**Problem statement:** Gather up the lines that contain "subjects".

**Provided data:**
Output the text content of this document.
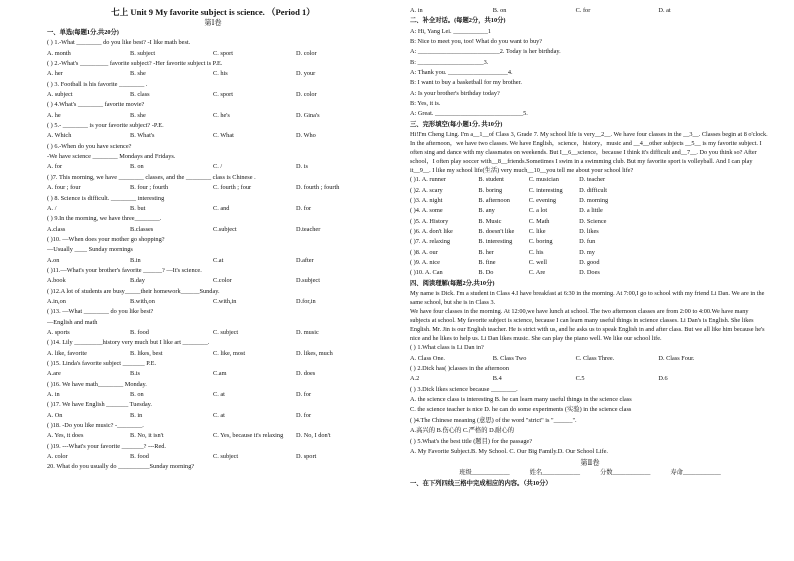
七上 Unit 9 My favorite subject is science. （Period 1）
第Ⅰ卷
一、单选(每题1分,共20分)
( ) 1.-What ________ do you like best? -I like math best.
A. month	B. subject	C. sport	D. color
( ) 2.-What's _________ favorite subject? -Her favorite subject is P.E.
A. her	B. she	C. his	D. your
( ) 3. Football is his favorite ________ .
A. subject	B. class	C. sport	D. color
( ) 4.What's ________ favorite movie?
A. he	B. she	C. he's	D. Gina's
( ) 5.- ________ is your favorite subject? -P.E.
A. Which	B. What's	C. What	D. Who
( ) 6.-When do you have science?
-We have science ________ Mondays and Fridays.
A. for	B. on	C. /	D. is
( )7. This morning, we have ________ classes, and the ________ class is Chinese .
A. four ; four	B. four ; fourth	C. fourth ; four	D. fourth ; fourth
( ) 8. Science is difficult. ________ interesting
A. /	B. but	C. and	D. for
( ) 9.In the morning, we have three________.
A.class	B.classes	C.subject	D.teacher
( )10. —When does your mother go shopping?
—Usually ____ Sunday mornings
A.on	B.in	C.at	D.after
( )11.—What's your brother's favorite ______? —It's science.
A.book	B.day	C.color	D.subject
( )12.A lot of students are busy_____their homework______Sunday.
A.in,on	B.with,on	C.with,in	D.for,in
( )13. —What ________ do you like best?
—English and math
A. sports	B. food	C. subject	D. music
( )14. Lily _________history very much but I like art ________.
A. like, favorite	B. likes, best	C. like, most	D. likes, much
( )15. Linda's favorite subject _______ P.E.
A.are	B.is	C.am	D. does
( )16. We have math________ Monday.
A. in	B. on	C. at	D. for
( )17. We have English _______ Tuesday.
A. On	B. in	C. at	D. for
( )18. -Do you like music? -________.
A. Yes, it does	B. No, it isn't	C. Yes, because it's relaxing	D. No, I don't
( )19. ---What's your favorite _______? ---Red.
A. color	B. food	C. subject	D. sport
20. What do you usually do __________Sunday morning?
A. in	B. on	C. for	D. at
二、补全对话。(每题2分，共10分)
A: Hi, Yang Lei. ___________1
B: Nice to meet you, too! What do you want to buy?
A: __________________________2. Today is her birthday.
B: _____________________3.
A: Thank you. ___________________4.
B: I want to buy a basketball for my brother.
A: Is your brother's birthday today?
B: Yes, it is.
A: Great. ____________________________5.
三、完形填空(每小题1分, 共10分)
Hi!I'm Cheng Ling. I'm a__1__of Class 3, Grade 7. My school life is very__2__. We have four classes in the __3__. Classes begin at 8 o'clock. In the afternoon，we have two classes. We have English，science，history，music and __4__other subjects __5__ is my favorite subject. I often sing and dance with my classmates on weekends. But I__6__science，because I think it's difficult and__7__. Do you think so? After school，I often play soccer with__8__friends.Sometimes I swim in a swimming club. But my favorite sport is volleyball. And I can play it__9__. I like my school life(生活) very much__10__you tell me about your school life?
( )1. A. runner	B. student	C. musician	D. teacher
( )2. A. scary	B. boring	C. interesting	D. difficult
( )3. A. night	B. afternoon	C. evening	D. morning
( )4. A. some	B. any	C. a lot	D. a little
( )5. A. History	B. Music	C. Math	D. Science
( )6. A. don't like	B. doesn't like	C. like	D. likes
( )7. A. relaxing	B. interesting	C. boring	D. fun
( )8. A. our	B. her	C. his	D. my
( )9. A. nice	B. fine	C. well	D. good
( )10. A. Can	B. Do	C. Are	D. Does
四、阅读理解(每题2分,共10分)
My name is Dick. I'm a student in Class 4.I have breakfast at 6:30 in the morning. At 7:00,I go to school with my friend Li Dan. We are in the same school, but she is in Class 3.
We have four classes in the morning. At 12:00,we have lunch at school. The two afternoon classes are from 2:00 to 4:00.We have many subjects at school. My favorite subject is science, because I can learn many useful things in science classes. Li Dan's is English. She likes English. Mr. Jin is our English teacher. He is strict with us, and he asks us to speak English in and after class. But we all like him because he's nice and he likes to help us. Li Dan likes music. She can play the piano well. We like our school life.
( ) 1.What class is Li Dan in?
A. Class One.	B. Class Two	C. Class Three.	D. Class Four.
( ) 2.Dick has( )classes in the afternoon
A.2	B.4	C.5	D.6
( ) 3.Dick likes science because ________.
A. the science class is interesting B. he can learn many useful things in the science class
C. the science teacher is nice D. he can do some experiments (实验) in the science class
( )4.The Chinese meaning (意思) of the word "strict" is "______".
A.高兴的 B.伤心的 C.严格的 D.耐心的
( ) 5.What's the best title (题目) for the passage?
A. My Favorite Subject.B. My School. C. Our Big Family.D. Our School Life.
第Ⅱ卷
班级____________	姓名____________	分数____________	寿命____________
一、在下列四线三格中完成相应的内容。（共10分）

---

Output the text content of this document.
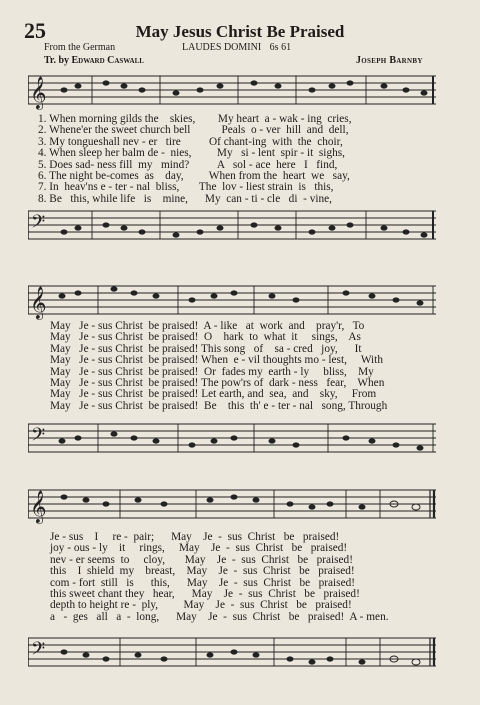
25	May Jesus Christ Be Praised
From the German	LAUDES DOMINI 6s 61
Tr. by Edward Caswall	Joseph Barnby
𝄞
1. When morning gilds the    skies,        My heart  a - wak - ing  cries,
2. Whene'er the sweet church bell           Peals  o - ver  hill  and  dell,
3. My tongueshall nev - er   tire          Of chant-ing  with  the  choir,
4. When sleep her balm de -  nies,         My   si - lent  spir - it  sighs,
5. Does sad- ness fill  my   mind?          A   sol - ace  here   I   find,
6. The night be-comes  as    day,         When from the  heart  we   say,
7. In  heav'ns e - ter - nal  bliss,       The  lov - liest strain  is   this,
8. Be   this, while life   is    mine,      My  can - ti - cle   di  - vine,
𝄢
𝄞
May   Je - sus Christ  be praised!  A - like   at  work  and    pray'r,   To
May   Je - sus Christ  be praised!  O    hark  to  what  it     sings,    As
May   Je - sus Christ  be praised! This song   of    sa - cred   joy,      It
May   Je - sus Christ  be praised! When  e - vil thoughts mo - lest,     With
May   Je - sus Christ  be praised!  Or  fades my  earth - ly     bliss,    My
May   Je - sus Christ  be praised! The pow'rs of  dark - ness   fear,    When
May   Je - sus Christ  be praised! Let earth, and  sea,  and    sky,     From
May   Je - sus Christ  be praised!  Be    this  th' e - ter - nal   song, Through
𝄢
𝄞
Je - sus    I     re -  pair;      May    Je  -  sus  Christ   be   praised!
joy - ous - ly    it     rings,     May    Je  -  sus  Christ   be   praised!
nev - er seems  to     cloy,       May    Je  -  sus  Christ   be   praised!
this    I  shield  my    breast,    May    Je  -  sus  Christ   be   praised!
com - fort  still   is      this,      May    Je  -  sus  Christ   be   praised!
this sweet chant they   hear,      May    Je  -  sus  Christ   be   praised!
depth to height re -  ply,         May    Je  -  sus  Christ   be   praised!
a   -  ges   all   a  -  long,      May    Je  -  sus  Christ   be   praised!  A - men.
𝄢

--

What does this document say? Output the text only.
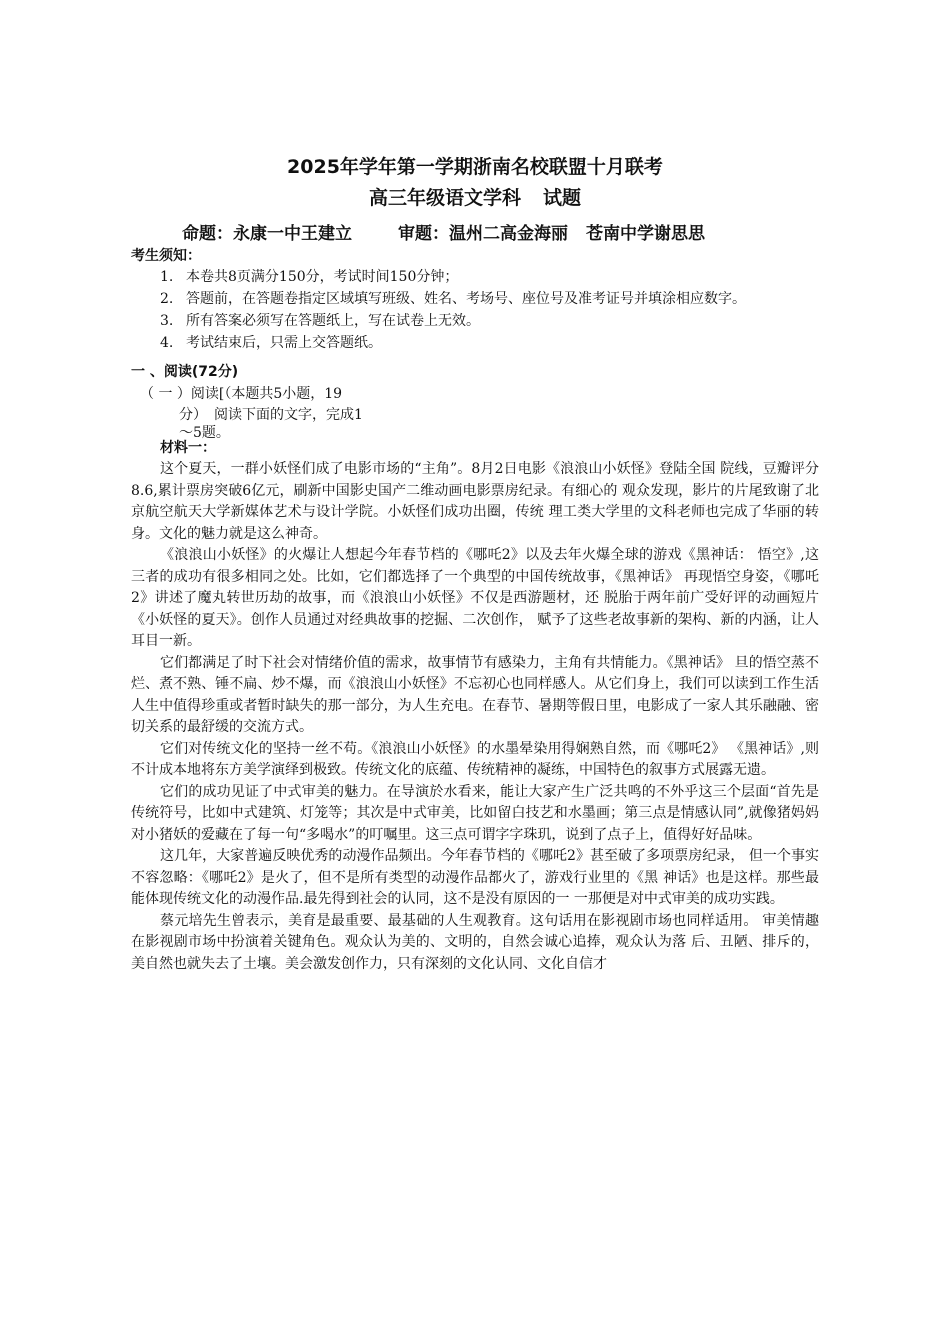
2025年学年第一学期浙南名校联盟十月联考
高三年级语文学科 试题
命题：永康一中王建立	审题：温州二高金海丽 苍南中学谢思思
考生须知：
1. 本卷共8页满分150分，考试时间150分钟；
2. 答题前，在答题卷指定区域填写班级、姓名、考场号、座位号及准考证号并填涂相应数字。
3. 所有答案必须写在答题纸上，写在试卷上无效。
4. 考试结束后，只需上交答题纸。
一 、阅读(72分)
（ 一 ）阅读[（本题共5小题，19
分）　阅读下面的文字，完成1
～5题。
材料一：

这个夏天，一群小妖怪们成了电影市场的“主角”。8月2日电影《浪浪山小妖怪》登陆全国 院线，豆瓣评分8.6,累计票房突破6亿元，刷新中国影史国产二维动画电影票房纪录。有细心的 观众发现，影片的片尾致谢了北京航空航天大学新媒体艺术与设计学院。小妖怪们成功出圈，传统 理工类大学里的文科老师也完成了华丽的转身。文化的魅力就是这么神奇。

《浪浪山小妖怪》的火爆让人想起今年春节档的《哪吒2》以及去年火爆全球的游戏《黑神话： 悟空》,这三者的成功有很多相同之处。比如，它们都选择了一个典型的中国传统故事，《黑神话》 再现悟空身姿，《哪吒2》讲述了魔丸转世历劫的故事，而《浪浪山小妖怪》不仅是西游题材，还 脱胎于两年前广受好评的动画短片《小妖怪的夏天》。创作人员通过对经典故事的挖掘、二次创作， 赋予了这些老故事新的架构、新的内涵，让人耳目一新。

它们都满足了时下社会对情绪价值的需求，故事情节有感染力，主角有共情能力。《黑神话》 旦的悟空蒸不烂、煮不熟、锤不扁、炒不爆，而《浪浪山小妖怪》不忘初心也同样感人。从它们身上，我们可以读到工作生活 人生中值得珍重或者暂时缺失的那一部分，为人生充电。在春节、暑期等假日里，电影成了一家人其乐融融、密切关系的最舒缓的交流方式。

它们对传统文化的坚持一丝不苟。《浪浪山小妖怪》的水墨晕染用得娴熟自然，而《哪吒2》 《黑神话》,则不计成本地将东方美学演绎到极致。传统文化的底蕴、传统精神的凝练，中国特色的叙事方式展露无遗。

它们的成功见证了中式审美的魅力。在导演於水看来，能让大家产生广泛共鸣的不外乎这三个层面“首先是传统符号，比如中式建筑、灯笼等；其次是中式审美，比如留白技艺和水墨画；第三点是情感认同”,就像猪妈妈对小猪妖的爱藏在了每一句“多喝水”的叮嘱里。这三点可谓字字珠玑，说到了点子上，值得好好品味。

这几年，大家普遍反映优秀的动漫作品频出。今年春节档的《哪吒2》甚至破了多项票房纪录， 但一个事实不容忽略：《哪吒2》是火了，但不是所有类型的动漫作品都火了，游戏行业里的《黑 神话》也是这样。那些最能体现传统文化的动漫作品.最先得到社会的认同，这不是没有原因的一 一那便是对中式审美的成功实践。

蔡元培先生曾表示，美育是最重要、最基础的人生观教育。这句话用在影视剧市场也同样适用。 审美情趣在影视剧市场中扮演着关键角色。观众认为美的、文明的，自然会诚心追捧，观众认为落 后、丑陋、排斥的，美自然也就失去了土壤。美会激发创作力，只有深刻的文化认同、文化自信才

**Response:**
Hi!I'm Cheng Ling. I'm a__1__of Class 3, Grade 7. My school life is very__2__. We have four classes in the __3__. Classes begin at 8 o'clock. In the afternoon，we have two classes. We have English，science，history，music and __4__other subjects __5__ is my favorite subject. I often sing and dance with my classmates on weekends. But I__6__science，because I think it's difficult and__7__. Do you think so? After school，I often play soccer with__8__friends.Sometimes I swim in a swimming club. But my favorite sport is volleyball. And I can play it__9__. I like my school life(生活) very much__10__you tell me about your school life?
We have four classes in the morning. At 12:00,we have lunch at school. The two afternoon classes are from 2:00 to 4:00.We have many subjects at school. My favorite subject is science, because I can learn many useful things in science classes. Li Dan's is English. She likes English. Mr. Jin is our English teacher. He is strict with us, and he asks us to speak English in and after class. But we all like him because he's nice and he likes to help us. Li Dan likes music. She can play the piano well. We like our school life.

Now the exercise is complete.